> [SUPPLIED DATA]
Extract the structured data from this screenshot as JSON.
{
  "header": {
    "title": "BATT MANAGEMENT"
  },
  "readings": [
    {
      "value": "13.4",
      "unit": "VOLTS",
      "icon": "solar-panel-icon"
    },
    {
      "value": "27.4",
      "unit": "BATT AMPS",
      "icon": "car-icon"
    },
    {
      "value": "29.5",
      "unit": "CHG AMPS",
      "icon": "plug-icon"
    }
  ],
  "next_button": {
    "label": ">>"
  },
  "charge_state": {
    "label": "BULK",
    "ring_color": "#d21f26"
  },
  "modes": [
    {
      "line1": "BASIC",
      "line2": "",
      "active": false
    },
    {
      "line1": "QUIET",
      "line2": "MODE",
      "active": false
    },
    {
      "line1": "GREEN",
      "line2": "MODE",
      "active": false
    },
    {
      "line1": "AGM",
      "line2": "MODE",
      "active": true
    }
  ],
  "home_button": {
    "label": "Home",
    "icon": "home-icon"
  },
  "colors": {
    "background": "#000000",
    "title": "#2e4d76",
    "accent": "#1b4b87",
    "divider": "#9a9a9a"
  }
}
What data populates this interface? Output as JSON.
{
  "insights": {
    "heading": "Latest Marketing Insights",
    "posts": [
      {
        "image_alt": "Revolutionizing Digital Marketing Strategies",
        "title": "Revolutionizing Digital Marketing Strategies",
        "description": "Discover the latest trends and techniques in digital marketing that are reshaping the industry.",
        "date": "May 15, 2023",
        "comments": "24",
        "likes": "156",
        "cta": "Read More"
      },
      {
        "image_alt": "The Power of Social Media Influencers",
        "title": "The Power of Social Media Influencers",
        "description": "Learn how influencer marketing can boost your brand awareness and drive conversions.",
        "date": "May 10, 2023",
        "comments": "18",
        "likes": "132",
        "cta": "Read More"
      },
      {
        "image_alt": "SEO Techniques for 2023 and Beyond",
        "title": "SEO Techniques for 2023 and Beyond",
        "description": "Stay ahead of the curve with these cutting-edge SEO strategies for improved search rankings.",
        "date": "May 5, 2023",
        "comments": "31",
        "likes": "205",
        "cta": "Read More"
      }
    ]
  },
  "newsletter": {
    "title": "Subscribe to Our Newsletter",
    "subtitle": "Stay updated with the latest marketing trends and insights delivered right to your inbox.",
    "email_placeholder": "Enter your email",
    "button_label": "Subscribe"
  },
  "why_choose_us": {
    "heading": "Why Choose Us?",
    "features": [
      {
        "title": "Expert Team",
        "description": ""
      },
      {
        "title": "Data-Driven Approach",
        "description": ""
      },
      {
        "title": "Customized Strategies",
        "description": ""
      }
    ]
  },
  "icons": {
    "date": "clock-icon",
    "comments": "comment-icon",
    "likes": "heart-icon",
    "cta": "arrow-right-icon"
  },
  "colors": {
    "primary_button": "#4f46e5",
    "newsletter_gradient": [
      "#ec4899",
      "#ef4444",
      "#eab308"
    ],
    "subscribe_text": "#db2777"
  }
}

> [WHAT NEEDS TO BE DONE]
Reproduce every line above without error.

> [EXERCISE RESPONSE]
Extract the structured data from this screenshot as JSON.
{
  "header": {
    "title": "BATT MANAGEMENT"
  },
  "readings": [
    {
      "value": "13.4",
      "unit": "VOLTS",
      "icon": "solar-panel-icon"
    },
    {
      "value": "27.4",
      "unit": "BATT AMPS",
      "icon": "car-icon"
    },
    {
      "value": "29.5",
      "unit": "CHG AMPS",
      "icon": "plug-icon"
    }
  ],
  "next_button": {
    "label": ">>"
  },
  "charge_state": {
    "label": "BULK",
    "ring_color": "#d21f26"
  },
  "modes": [
    {
      "line1": "BASIC",
      "line2": "",
      "active": false
    },
    {
      "line1": "QUIET",
      "line2": "MODE",
      "active": false
    },
    {
      "line1": "GREEN",
      "line2": "MODE",
      "active": false
    },
    {
      "line1": "AGM",
      "line2": "MODE",
      "active": true
    }
  ],
  "home_button": {
    "label": "Home",
    "icon": "home-icon"
  },
  "colors": {
    "background": "#000000",
    "title": "#2e4d76",
    "accent": "#1b4b87",
    "divider": "#9a9a9a"
  }
}
What data populates this interface? Output as JSON.
{
  "insights": {
    "heading": "Latest Marketing Insights",
    "posts": [
      {
        "image_alt": "Revolutionizing Digital Marketing Strategies",
        "title": "Revolutionizing Digital Marketing Strategies",
        "description": "Discover the latest trends and techniques in digital marketing that are reshaping the industry.",
        "date": "May 15, 2023",
        "comments": "24",
        "likes": "156",
        "cta": "Read More"
      },
      {
        "image_alt": "The Power of Social Media Influencers",
        "title": "The Power of Social Media Influencers",
        "description": "Learn how influencer marketing can boost your brand awareness and drive conversions.",
        "date": "May 10, 2023",
        "comments": "18",
        "likes": "132",
        "cta": "Read More"
      },
      {
        "image_alt": "SEO Techniques for 2023 and Beyond",
        "title": "SEO Techniques for 2023 and Beyond",
        "description": "Stay ahead of the curve with these cutting-edge SEO strategies for improved search rankings.",
        "date": "May 5, 2023",
        "comments": "31",
        "likes": "205",
        "cta": "Read More"
      }
    ]
  },
  "newsletter": {
    "title": "Subscribe to Our Newsletter",
    "subtitle": "Stay updated with the latest marketing trends and insights delivered right to your inbox.",
    "email_placeholder": "Enter your email",
    "button_label": "Subscribe"
  },
  "why_choose_us": {
    "heading": "Why Choose Us?",
    "features": [
      {
        "title": "Expert Team",
        "description": ""
      },
      {
        "title": "Data-Driven Approach",
        "description": ""
      },
      {
        "title": "Customized Strategies",
        "description": ""
      }
    ]
  },
  "icons": {
    "date": "clock-icon",
    "comments": "comment-icon",
    "likes": "heart-icon",
    "cta": "arrow-right-icon"
  },
  "colors": {
    "primary_button": "#4f46e5",
    "newsletter_gradient": [
      "#ec4899",
      "#ef4444",
      "#eab308"
    ],
    "subscribe_text": "#db2777"
  }
}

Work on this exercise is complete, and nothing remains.